→ **Texto proporcionado**:
——————————
Pero después de cinco semanas la cuarentena se normaliza y en las casas se concilia, se capea el temporal camuflando el desánimo en aplausos y buen rollo vecinal y se empiezan a plantear el día en que todo acabe, el 11 de mayo, o de junio, con mascarillas para todos, un verano confinados en cubículos de metacrilato en la playa y todos en bicicleta.
Porque una de las lecciones que deja esta pandemia es que la hibernación de la actividad humana ha dado un respiro a la naturaleza, menos contaminación en todo el mundo, ciudades limpias que recuperan su horizonte, fauna que recupera territorio urbano, sonidos de aves inaudibles en cascos urbanos desde hacía años.
Y no, no eran las vacas son los coches y la industria los que ensucian el aire que respiramos. Y la constatación de que una actividad más sostenible alivia la presión sobre el planeta es lo que ha llevado a despertar la Agenda Verde, un camino que marque el deconfinamiento y la inevitable reconversión de la economía hacia otra más respetuosa también con la salud. Porque si de algo están seguros los científicos es de que la pérdida de biodiversidad es la que favorece la aparición estos nuevos patógenos emergentes, potenciales vectores de pandemias como esta que nos asola.
Y a partir de este convencimiento será la ministra de Transición Ecológica, Teresa Ribera, quien siga azuzando el camino de pacto verde europeo y coordine la fase de desescalada que nos saque del confinamiento.


Una ministra, la del agua, la energía, la del clima, la de la España vaciada que ya ve en las bicicletas el medio de transporte sostenible que minimice el roce en el transporte colectivo de las grandes ciudades cuando todo vuelva a bullir. Una idea que surge en Francia y que Madrid, por boca de su alcalde Martínez Almeida adelanta desde el lunes para dar la oportunidad a los madrileños de evitar los transportes municipales que no dejan e ser caldo de cultivo donde recolectar el virus.
Y hablando de cultivos, abril va dejando aguas mil, en unos campos que temiendo por la falta de mano de obra para sus cosechas logró flexibilizar las normas de contratación favoreciendo el acceso al campo a parte de esos trabajadores que perdieron su empleo por la pandemia y que en las próximas semanas podrán contribuir a recolectar las frutas de verano que hayan resistido las granizadas de los últimos días.
——————————
→ **Ejercicios por resolver**:
1. Transcribe del texto sobre la pandemia el fragmento que comienza con "Porque una de" y sigue hasta "desde hacía años.".
2. Por favor, retoma el texto sobre la pandemia justo después de su última oración y continúa escribiéndolo.

Registros de un conjunto de datos:
——————————
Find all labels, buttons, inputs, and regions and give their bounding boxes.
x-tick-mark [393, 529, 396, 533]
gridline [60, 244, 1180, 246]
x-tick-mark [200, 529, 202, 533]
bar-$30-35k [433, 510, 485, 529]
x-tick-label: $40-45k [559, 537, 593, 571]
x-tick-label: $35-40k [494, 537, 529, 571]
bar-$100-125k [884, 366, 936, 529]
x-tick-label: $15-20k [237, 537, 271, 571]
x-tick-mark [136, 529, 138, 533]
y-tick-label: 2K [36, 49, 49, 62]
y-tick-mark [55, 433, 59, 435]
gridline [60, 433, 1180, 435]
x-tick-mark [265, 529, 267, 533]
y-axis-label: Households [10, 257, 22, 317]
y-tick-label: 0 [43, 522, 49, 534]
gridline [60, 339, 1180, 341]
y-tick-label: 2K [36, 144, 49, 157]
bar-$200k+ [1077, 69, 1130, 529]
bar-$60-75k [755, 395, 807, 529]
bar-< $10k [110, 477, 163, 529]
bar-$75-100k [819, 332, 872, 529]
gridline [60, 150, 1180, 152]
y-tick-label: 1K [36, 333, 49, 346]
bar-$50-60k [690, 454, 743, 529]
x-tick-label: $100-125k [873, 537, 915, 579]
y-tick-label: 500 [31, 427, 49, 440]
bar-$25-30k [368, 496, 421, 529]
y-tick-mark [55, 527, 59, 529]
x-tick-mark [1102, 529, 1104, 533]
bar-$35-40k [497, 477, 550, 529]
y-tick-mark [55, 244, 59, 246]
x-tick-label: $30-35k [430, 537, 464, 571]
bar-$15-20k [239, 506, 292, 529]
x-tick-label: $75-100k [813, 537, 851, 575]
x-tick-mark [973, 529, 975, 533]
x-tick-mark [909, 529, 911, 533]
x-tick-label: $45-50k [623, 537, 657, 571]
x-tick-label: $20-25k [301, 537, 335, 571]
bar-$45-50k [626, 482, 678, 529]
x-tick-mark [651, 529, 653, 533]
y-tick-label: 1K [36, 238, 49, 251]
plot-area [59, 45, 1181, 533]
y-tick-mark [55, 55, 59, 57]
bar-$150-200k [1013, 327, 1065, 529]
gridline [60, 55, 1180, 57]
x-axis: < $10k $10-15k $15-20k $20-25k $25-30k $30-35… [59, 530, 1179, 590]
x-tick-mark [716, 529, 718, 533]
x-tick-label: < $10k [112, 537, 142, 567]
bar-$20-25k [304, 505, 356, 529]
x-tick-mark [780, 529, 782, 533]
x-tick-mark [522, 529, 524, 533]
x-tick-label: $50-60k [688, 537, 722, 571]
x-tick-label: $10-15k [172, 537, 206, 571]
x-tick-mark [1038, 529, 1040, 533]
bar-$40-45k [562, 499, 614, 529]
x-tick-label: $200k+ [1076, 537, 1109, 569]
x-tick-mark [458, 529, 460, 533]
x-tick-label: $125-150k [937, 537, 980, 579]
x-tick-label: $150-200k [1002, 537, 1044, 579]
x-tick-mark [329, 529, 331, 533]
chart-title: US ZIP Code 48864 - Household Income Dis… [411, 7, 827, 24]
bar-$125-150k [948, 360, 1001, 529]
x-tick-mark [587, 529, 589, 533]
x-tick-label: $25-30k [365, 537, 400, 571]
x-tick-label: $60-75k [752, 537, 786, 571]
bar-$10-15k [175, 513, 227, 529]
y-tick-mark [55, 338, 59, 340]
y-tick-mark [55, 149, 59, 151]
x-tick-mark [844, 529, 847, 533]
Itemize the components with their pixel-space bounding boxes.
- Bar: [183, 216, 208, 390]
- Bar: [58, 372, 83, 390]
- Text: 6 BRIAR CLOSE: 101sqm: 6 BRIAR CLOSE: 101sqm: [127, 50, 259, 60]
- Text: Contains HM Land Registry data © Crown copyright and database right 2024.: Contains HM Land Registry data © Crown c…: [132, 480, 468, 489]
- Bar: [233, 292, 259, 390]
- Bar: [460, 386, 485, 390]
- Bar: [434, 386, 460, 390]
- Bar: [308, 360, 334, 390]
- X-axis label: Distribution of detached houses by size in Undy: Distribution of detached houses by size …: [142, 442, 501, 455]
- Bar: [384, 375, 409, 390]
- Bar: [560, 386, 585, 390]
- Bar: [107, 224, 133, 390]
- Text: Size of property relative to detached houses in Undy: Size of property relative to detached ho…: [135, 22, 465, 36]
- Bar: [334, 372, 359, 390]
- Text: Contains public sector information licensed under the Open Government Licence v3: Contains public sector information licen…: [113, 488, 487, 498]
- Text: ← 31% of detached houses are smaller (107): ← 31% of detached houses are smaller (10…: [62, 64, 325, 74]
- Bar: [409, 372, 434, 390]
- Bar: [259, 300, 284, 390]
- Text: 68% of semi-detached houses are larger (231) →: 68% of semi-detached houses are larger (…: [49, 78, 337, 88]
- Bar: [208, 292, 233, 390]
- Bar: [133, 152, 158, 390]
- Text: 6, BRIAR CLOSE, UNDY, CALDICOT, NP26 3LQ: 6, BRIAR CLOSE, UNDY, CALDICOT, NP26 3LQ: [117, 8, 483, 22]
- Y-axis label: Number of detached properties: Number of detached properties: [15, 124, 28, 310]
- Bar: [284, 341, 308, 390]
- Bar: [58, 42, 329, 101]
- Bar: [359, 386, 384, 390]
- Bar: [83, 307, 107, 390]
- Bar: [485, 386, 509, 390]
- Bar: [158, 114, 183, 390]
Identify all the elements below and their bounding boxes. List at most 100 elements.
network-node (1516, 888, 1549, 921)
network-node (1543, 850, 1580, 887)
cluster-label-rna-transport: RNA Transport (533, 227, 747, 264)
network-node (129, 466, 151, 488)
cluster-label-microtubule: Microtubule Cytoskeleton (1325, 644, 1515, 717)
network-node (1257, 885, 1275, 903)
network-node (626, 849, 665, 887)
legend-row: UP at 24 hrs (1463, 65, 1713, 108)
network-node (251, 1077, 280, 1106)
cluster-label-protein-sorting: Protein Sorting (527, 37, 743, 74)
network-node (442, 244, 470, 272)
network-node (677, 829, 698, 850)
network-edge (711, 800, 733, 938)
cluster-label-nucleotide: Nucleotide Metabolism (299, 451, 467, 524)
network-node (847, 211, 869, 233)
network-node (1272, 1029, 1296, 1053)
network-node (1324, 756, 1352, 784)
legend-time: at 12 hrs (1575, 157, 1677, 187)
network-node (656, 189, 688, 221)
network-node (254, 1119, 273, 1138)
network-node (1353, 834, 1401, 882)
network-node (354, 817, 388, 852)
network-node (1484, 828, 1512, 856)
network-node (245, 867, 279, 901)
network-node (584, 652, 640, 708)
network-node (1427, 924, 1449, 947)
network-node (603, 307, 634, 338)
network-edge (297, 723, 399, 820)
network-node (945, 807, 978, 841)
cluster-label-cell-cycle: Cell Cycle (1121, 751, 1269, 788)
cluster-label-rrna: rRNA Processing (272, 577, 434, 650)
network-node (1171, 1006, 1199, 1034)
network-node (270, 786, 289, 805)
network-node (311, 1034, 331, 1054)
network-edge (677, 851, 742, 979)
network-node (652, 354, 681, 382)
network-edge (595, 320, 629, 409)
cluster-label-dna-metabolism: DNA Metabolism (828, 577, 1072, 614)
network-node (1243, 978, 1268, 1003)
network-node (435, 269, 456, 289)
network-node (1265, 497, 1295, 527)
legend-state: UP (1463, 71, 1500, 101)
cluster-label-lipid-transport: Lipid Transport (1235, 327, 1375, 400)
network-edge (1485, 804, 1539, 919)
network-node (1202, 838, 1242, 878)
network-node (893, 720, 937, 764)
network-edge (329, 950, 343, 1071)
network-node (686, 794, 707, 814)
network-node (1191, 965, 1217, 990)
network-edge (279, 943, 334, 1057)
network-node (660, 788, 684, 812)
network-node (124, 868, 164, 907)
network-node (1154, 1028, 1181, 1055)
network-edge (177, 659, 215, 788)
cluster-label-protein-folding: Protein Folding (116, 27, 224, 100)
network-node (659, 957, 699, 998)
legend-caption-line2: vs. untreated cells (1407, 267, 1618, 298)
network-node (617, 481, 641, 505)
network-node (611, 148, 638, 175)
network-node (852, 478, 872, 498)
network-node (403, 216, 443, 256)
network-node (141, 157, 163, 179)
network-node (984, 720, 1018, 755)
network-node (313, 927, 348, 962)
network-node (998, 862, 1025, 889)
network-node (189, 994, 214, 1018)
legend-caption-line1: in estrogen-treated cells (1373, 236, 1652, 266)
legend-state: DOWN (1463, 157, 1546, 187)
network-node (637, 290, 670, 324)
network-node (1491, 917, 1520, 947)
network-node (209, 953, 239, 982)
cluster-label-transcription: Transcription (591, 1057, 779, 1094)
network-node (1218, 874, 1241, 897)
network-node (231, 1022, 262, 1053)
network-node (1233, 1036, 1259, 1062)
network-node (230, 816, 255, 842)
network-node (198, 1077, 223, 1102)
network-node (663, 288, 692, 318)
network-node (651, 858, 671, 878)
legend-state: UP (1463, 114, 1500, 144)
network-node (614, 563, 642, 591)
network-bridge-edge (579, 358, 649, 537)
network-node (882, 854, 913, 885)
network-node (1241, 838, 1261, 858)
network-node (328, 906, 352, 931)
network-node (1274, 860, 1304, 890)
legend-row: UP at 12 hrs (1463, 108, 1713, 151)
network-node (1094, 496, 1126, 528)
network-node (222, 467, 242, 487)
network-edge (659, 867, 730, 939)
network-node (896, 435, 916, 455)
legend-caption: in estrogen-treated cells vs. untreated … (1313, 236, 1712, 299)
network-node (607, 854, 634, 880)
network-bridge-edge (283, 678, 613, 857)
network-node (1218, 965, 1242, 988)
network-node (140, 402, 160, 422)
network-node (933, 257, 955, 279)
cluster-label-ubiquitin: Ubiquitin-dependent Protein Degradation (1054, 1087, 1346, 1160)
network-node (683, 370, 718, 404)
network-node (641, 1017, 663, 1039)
——————————
→ **Respuestas numeradas**:
1.
Porque una de las lecciones que deja esta pandemia es que la hibernación de la actividad humana ha dado un respiro a la naturaleza, menos contaminación en todo el mundo, ciudades limpias que recuperan su horizonte, fauna que recupera territorio urbano, sonidos de aves inaudibles en cascos urbanos desde hacía años.

2.
Un campo que no ha dejado de proveer a los supermercados de todos esos alimentos que llenan nuestras neveras y nos recuerdan la importancia de contar con un tejido productivo autosuficiente en lo esencial para que no nos vuelva a pasar como con la industria sanitaria, que por su deslocalización ha dejado a cuerpo descubierto nuestra primera línea de combate.
Y hablando de deslocalización eso es lo que temen las grandes ingenierías españolas que ya ven cerca una crisis de inversión en infraestructuras civiles similar a la de 2008. Las nuevas prioridades que ha puesto sobre la mesa el coronavirus hará más complicado todavía apostar por la adaptación de carreteras, puertos, presas, líneas de ferrocarril a un cambio climático para el que no están preparadas y que pondrán a prueba nuestra resiliencia cuando el planeta vuelva a quejarse de sus dolencias.
Y la ciencia a mil corre en busca de la vacuna, vacuna para la enfermedad y para las secuelas económicas. Se esfuerza en conocer un virus enigmático que va arrasando en todo el mundo, un virus que prefiere el frío y que se debilita con calor y humedad como anticipa la Agencia Estatal de Meteorología; un virus matemático un virus de origen animal que nos recuerda lo que somos.
Y una ciencia que se esfuerza en buscar soluciones digitales para controlar esta y futuras pandemias, porque ya nada será igual y aunque dejemos de salir al balcón para relajar los miedos y comulgar con el resto de los vecinos en los que ahora reparamos, la realidad será distinta, la forma de relacionarnos también y el miedo tardará en salir de nuestras vidas aunque nosotros salgamos por fin de nuestras casas.